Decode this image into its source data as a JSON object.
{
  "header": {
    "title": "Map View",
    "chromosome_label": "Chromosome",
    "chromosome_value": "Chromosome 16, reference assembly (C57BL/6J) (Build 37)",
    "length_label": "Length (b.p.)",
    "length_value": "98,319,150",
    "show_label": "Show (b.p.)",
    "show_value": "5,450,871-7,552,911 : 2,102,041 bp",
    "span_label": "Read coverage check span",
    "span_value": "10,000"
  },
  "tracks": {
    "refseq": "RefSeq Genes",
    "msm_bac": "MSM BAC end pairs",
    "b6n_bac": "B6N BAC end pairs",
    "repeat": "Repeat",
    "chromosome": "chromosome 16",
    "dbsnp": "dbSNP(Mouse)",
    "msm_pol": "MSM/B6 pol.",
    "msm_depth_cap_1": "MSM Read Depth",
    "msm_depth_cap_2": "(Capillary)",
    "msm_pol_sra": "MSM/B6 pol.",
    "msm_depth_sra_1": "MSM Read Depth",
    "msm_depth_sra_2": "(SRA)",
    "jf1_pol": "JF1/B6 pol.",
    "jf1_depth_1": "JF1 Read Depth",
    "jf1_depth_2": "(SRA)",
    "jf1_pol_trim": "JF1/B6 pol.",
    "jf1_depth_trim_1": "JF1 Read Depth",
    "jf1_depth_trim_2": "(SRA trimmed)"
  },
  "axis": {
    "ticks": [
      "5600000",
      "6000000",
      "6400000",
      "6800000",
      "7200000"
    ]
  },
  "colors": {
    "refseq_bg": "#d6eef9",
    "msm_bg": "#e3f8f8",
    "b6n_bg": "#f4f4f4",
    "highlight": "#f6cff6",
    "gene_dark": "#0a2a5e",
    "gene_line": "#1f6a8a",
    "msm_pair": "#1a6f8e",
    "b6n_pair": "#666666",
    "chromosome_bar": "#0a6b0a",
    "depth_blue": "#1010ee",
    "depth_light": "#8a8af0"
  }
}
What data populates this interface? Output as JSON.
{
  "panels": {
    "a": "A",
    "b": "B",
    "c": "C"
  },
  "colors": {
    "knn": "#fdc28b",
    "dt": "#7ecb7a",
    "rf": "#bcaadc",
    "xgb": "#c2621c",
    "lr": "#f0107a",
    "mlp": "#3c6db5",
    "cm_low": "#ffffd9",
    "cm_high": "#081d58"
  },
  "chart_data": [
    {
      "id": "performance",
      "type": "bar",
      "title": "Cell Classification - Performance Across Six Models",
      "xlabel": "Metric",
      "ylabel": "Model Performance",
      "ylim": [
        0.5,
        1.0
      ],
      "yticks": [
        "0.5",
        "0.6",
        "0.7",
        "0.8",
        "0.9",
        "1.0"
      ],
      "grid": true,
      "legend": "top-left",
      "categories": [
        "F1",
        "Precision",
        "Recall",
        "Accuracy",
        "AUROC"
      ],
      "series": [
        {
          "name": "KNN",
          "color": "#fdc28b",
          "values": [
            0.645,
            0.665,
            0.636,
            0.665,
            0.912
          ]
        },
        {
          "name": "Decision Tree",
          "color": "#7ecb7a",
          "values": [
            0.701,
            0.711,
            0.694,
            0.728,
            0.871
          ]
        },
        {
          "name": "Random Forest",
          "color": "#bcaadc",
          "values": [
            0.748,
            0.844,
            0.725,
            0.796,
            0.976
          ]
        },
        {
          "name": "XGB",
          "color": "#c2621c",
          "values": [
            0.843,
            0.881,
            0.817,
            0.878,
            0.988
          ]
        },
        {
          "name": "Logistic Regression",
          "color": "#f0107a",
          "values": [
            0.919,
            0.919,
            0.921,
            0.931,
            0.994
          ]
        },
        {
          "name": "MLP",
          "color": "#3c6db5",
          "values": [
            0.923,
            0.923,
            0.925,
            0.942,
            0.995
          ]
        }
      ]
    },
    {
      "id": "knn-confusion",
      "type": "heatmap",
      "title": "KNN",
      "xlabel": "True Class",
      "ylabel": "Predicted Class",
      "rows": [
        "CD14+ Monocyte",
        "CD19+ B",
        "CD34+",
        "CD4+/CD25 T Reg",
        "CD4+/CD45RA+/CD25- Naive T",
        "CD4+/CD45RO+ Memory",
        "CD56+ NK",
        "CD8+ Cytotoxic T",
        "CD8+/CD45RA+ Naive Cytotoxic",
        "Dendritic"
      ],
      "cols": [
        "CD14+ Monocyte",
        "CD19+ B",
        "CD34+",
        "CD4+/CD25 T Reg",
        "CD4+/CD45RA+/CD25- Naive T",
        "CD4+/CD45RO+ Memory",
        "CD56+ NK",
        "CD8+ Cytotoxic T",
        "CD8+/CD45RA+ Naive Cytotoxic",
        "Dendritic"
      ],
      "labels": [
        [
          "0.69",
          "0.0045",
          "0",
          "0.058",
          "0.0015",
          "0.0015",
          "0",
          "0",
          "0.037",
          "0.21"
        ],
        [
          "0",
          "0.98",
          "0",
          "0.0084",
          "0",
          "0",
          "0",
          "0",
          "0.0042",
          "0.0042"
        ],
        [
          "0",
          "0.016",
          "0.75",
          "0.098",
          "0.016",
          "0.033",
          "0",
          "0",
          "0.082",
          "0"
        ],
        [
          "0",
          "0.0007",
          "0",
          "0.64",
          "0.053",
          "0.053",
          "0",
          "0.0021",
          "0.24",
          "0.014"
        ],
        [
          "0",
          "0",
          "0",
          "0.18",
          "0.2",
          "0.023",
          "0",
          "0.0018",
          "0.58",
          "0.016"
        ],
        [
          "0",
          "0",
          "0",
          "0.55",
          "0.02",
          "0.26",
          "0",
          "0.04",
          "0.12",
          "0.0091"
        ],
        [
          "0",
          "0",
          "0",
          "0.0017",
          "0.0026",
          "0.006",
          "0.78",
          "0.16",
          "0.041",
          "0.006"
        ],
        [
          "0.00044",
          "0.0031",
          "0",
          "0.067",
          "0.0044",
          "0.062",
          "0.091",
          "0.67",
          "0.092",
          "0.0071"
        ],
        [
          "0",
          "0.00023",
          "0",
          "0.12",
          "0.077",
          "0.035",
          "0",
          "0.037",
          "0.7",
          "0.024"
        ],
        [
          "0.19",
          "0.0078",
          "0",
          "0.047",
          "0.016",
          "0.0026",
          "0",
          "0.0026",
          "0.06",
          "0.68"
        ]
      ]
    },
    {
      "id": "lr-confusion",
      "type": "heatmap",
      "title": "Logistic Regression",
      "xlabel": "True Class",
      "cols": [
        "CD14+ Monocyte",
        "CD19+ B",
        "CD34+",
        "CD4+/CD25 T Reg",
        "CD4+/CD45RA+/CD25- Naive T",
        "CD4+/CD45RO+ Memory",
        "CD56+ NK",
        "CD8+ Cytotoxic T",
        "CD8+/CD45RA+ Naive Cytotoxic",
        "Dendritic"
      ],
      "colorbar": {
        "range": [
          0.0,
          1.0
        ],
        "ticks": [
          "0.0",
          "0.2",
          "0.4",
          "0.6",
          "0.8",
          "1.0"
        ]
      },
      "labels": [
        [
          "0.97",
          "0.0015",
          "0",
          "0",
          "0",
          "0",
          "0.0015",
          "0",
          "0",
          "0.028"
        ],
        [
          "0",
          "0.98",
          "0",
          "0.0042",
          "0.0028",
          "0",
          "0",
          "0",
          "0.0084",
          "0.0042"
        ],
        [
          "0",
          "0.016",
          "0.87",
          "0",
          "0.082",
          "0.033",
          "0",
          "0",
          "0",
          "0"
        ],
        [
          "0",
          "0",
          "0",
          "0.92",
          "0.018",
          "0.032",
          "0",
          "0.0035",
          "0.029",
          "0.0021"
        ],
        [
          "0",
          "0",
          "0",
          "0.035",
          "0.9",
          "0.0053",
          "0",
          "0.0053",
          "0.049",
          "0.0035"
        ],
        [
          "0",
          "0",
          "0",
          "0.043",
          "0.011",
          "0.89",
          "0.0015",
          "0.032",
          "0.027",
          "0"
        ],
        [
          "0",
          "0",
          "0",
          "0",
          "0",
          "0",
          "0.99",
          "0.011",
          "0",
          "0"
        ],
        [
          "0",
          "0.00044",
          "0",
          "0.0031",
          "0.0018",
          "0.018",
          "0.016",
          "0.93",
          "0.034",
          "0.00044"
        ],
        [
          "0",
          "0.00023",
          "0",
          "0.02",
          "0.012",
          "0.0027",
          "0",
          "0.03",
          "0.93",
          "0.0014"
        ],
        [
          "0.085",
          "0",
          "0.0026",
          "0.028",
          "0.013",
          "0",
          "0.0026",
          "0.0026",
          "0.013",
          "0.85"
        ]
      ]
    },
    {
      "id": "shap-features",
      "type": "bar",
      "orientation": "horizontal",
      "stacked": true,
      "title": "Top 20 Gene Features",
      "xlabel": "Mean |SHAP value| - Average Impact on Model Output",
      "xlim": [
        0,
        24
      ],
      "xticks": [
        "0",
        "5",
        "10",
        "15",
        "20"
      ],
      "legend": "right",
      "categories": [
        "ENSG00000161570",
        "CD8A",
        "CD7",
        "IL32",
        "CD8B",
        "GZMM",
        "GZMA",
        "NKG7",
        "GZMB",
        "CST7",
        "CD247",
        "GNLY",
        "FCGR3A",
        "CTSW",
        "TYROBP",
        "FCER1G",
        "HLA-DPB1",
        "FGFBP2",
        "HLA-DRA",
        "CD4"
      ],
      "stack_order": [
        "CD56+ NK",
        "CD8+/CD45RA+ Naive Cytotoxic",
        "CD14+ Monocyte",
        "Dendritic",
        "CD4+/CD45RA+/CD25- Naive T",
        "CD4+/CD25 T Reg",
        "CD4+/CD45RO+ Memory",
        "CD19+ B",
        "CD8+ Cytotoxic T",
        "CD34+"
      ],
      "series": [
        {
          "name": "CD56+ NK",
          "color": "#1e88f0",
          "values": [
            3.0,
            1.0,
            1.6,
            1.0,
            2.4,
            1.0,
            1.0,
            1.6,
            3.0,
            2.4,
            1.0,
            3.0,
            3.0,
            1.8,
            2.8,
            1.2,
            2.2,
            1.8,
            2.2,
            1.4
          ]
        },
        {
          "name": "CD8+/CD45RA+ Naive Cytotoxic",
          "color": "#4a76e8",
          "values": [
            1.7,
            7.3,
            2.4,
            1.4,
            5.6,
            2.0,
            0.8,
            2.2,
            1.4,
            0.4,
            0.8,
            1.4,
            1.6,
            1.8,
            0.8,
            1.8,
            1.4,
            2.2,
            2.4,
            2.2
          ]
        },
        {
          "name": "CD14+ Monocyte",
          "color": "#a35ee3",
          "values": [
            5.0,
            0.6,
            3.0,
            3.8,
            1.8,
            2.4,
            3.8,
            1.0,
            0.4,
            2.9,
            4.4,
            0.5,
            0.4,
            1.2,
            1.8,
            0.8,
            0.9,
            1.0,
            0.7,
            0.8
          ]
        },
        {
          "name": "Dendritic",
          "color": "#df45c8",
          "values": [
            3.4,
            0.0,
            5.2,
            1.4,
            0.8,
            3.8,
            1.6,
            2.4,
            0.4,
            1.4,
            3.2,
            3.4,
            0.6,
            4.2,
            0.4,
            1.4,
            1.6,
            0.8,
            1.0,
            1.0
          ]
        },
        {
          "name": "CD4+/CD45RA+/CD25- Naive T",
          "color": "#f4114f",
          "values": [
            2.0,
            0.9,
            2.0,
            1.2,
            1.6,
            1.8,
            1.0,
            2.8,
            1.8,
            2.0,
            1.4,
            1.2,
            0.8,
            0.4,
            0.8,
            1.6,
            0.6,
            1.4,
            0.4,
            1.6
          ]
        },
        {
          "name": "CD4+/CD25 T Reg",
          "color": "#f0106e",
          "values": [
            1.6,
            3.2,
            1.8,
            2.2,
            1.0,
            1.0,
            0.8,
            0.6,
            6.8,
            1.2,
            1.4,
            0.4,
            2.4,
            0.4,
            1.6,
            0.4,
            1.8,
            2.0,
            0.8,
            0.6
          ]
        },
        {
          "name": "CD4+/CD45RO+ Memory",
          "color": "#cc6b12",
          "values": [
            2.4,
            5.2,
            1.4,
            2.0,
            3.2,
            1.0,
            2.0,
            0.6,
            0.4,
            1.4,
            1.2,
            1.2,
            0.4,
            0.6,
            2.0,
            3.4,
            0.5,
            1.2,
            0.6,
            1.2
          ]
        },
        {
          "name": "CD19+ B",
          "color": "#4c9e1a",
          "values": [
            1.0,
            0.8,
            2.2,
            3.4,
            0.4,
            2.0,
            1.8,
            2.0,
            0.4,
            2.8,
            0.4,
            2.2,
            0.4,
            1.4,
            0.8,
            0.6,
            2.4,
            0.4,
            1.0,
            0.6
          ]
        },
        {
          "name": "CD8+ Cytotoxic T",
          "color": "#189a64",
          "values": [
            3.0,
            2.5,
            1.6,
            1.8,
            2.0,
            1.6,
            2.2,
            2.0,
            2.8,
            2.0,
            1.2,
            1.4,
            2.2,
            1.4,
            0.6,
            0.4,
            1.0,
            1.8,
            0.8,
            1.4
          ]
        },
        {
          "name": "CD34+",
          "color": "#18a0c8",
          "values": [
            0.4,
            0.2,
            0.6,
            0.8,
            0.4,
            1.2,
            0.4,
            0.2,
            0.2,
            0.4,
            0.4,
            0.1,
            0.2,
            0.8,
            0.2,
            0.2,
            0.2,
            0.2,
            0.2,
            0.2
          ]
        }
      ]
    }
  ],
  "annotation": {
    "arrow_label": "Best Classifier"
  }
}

- WHAT YOU HAVE TO DO -
Scan the data above for the string "Regression". Copy every line in which it appears.

- SOLVED PROBLEM -
          "name": "Logistic Regression",
      "title": "Logistic Regression",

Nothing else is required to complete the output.